### PROVIDED DATA
########

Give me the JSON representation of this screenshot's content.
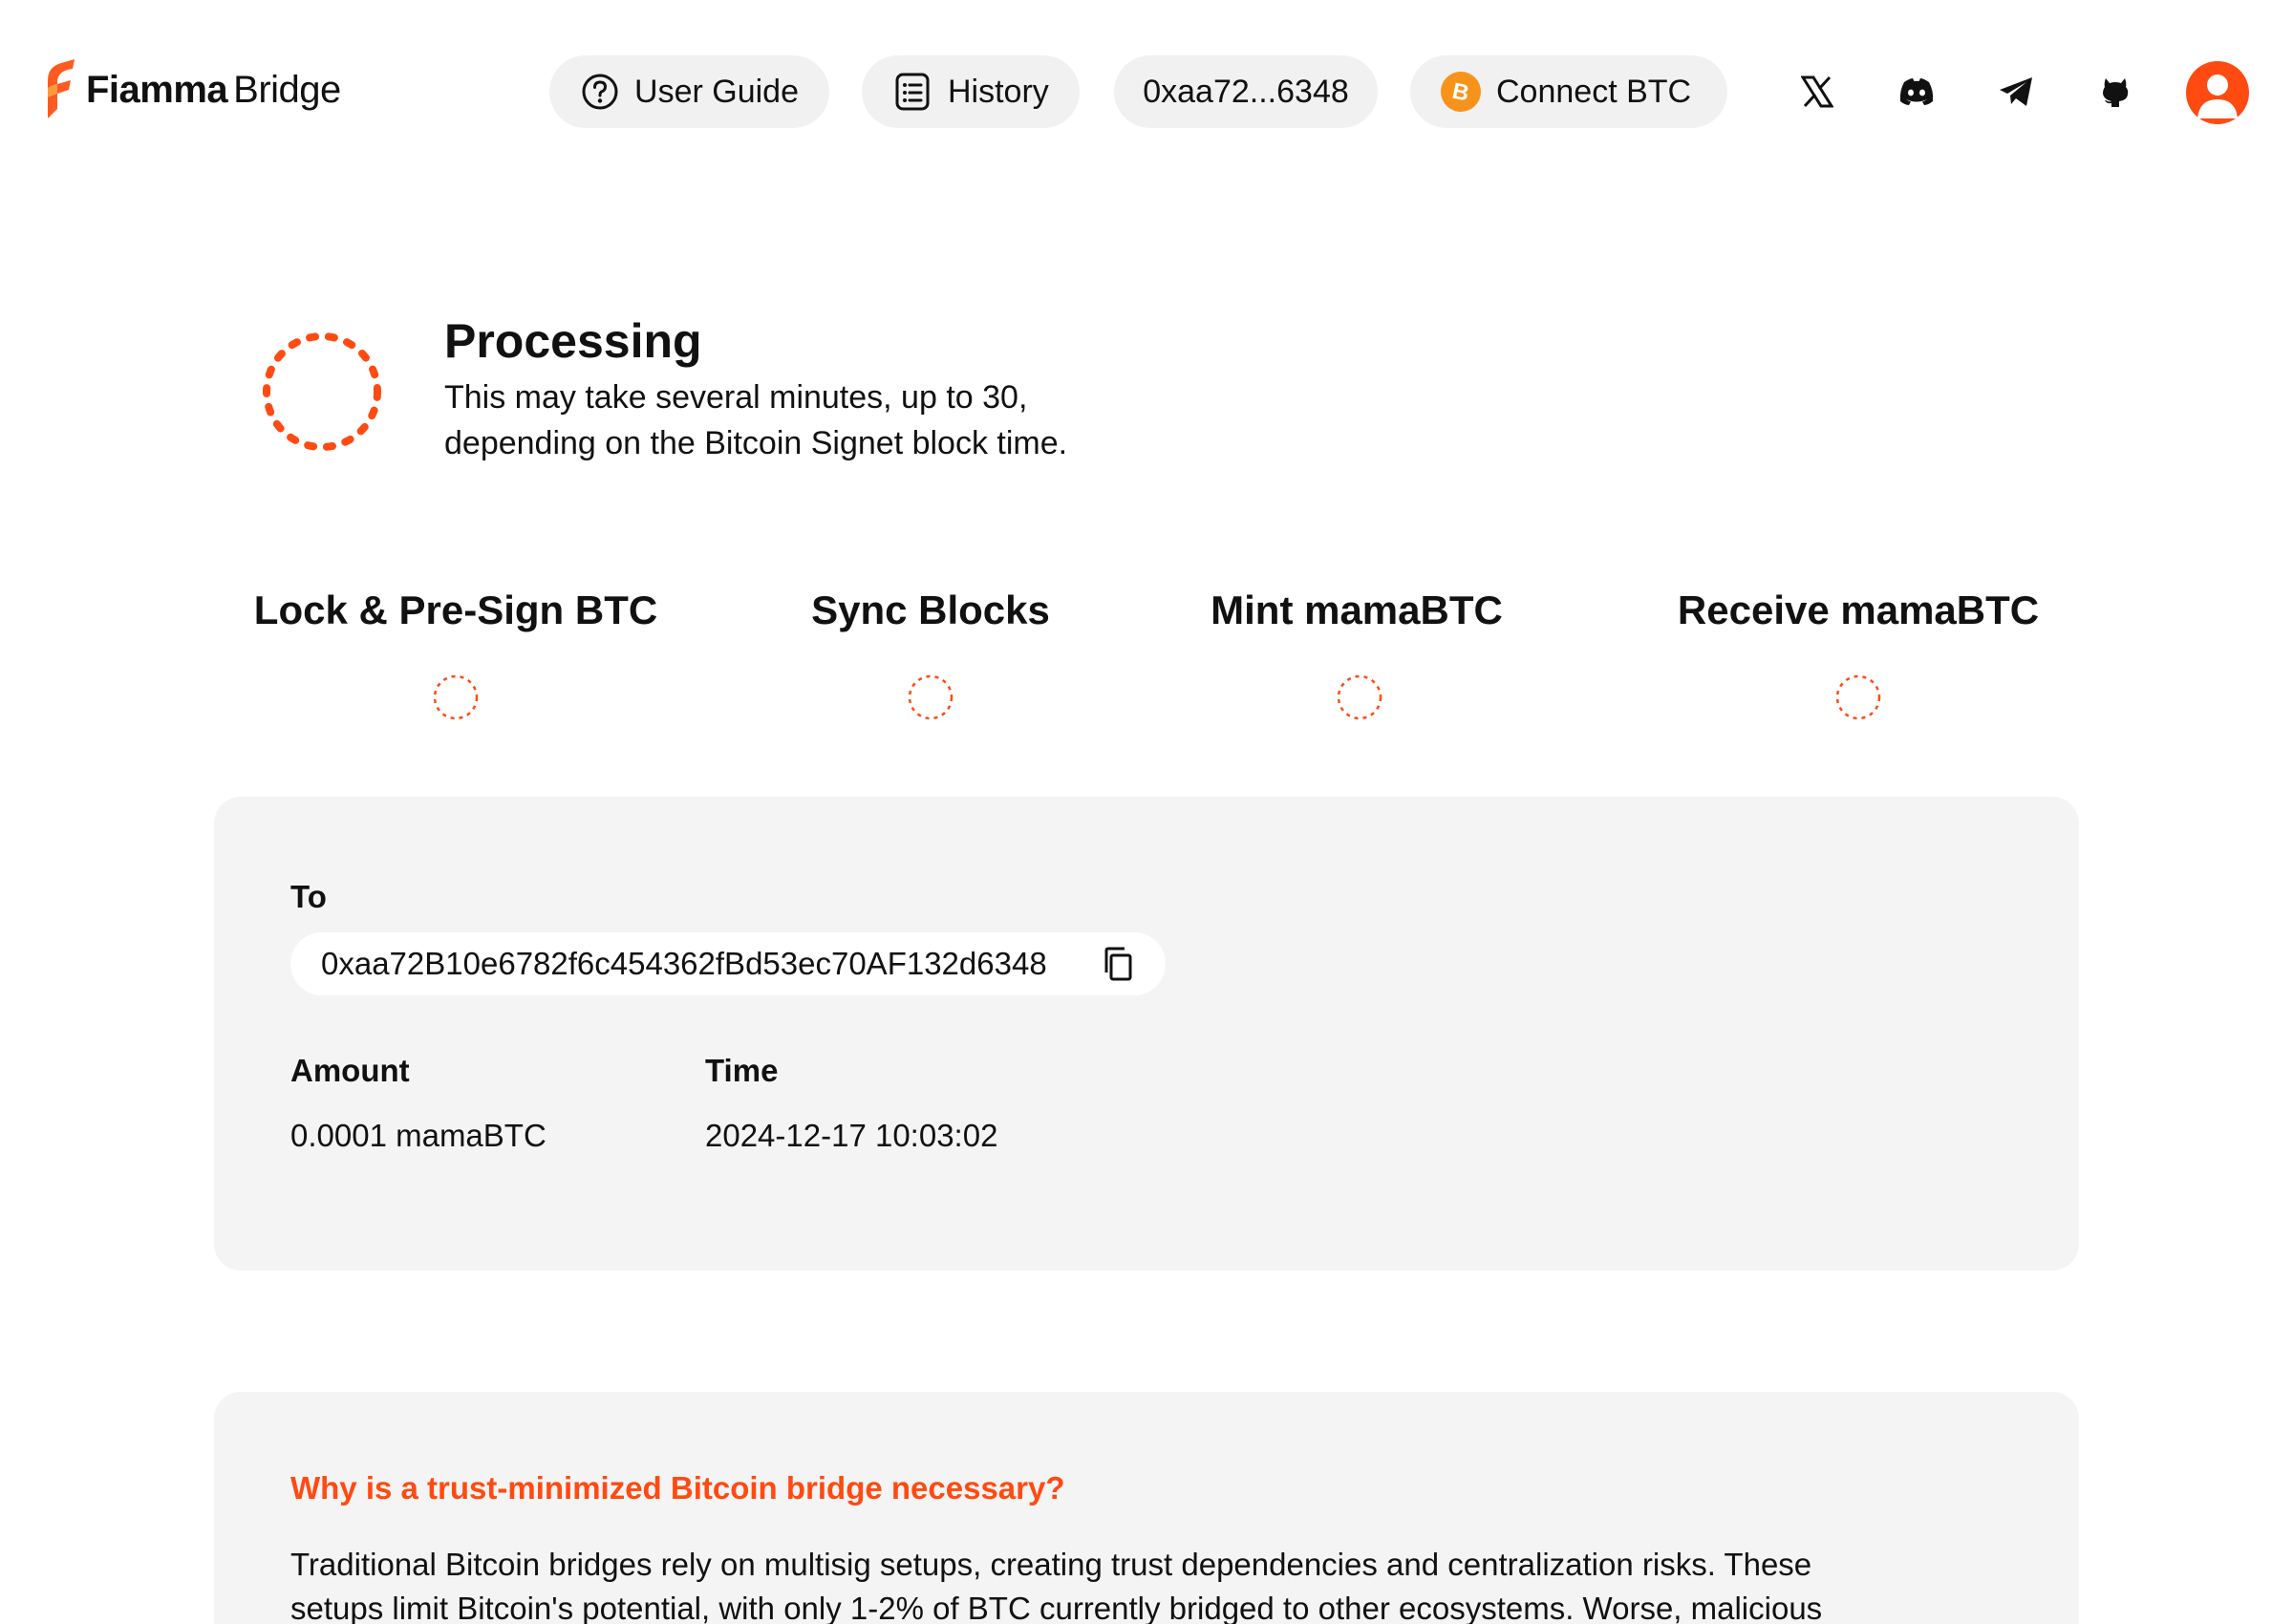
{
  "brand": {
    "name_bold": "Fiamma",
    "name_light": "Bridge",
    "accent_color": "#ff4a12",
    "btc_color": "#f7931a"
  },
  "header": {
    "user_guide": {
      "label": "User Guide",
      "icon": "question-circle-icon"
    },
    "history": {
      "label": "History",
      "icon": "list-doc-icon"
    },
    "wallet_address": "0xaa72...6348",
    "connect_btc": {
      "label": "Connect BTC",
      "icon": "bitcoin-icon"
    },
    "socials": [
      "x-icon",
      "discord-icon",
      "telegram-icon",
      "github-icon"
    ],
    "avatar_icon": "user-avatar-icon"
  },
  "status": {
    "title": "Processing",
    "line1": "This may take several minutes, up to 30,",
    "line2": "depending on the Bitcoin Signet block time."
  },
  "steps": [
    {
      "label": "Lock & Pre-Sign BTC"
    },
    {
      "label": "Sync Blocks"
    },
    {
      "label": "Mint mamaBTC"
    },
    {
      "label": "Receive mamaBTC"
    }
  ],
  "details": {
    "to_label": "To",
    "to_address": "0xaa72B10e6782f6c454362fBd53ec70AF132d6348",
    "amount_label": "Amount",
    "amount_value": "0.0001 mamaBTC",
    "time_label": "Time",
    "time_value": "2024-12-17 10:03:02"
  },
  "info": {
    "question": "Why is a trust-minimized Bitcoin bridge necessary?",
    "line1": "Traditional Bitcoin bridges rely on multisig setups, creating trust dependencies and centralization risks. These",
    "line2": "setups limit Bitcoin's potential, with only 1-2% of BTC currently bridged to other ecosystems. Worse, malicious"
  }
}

########

### TASK
Say how many lines in the records hold "question", with the number as the whole reply.

### FINISHED ANSWER
2